— Start STORED DATA —

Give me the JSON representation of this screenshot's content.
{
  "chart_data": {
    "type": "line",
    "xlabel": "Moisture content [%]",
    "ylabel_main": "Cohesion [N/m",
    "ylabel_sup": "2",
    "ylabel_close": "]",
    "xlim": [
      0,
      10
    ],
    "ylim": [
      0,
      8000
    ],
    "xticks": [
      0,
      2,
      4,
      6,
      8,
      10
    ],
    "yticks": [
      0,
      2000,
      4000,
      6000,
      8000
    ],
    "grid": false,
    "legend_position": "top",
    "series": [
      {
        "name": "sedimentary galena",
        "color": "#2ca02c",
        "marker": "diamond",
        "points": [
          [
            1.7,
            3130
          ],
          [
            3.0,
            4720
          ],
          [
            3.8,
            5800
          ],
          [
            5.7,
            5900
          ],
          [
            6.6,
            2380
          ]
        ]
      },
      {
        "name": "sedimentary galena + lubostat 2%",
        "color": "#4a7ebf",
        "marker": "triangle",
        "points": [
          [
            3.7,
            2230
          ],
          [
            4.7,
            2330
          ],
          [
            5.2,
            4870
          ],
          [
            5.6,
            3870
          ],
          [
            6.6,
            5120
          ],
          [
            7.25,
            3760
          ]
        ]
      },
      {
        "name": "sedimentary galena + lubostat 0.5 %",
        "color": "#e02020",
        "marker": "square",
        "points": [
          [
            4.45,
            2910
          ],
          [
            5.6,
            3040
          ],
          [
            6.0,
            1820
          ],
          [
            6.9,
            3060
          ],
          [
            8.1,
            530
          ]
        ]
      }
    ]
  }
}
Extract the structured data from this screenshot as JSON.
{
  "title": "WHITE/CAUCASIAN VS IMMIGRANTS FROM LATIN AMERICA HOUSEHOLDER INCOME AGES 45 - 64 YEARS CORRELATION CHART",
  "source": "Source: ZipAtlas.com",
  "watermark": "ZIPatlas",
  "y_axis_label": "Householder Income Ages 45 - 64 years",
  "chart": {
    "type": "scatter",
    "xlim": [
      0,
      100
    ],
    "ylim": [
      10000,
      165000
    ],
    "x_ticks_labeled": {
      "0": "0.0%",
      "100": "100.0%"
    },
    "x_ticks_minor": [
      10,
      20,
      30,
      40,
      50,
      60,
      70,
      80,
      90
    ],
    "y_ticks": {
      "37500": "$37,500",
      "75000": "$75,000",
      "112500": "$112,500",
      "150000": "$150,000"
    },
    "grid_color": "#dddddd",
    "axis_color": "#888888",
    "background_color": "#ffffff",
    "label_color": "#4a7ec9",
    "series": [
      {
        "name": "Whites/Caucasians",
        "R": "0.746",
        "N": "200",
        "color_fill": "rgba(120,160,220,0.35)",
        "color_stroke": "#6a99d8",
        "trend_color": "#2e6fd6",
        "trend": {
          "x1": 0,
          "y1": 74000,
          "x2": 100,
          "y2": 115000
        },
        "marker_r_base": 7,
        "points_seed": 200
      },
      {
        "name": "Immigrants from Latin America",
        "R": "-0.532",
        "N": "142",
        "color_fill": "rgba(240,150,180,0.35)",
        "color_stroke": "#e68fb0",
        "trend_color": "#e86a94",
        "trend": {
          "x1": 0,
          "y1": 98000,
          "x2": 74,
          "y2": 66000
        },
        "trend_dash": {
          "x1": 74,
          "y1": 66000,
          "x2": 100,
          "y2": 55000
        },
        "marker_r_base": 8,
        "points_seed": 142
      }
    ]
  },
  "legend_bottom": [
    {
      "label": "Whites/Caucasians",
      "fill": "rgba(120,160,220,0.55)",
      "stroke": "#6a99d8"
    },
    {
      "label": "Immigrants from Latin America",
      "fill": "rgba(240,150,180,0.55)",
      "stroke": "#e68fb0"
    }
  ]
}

— End STORED DATA —

▸ WORK TO BE COMPLETED:
Set every line of the listing down word for word.

▸ WRITTEN SOLUTION:
Give me the JSON representation of this screenshot's content.
{
  "chart_data": {
    "type": "line",
    "xlabel": "Moisture content [%]",
    "ylabel_main": "Cohesion [N/m",
    "ylabel_sup": "2",
    "ylabel_close": "]",
    "xlim": [
      0,
      10
    ],
    "ylim": [
      0,
      8000
    ],
    "xticks": [
      0,
      2,
      4,
      6,
      8,
      10
    ],
    "yticks": [
      0,
      2000,
      4000,
      6000,
      8000
    ],
    "grid": false,
    "legend_position": "top",
    "series": [
      {
        "name": "sedimentary galena",
        "color": "#2ca02c",
        "marker": "diamond",
        "points": [
          [
            1.7,
            3130
          ],
          [
            3.0,
            4720
          ],
          [
            3.8,
            5800
          ],
          [
            5.7,
            5900
          ],
          [
            6.6,
            2380
          ]
        ]
      },
      {
        "name": "sedimentary galena + lubostat 2%",
        "color": "#4a7ebf",
        "marker": "triangle",
        "points": [
          [
            3.7,
            2230
          ],
          [
            4.7,
            2330
          ],
          [
            5.2,
            4870
          ],
          [
            5.6,
            3870
          ],
          [
            6.6,
            5120
          ],
          [
            7.25,
            3760
          ]
        ]
      },
      {
        "name": "sedimentary galena + lubostat 0.5 %",
        "color": "#e02020",
        "marker": "square",
        "points": [
          [
            4.45,
            2910
          ],
          [
            5.6,
            3040
          ],
          [
            6.0,
            1820
          ],
          [
            6.9,
            3060
          ],
          [
            8.1,
            530
          ]
        ]
      }
    ]
  }
}
Extract the structured data from this screenshot as JSON.
{
  "title": "WHITE/CAUCASIAN VS IMMIGRANTS FROM LATIN AMERICA HOUSEHOLDER INCOME AGES 45 - 64 YEARS CORRELATION CHART",
  "source": "Source: ZipAtlas.com",
  "watermark": "ZIPatlas",
  "y_axis_label": "Householder Income Ages 45 - 64 years",
  "chart": {
    "type": "scatter",
    "xlim": [
      0,
      100
    ],
    "ylim": [
      10000,
      165000
    ],
    "x_ticks_labeled": {
      "0": "0.0%",
      "100": "100.0%"
    },
    "x_ticks_minor": [
      10,
      20,
      30,
      40,
      50,
      60,
      70,
      80,
      90
    ],
    "y_ticks": {
      "37500": "$37,500",
      "75000": "$75,000",
      "112500": "$112,500",
      "150000": "$150,000"
    },
    "grid_color": "#dddddd",
    "axis_color": "#888888",
    "background_color": "#ffffff",
    "label_color": "#4a7ec9",
    "series": [
      {
        "name": "Whites/Caucasians",
        "R": "0.746",
        "N": "200",
        "color_fill": "rgba(120,160,220,0.35)",
        "color_stroke": "#6a99d8",
        "trend_color": "#2e6fd6",
        "trend": {
          "x1": 0,
          "y1": 74000,
          "x2": 100,
          "y2": 115000
        },
        "marker_r_base": 7,
        "points_seed": 200
      },
      {
        "name": "Immigrants from Latin America",
        "R": "-0.532",
        "N": "142",
        "color_fill": "rgba(240,150,180,0.35)",
        "color_stroke": "#e68fb0",
        "trend_color": "#e86a94",
        "trend": {
          "x1": 0,
          "y1": 98000,
          "x2": 74,
          "y2": 66000
        },
        "trend_dash": {
          "x1": 74,
          "y1": 66000,
          "x2": 100,
          "y2": 55000
        },
        "marker_r_base": 8,
        "points_seed": 142
      }
    ]
  },
  "legend_bottom": [
    {
      "label": "Whites/Caucasians",
      "fill": "rgba(120,160,220,0.55)",
      "stroke": "#6a99d8"
    },
    {
      "label": "Immigrants from Latin America",
      "fill": "rgba(240,150,180,0.55)",
      "stroke": "#e68fb0"
    }
  ]
}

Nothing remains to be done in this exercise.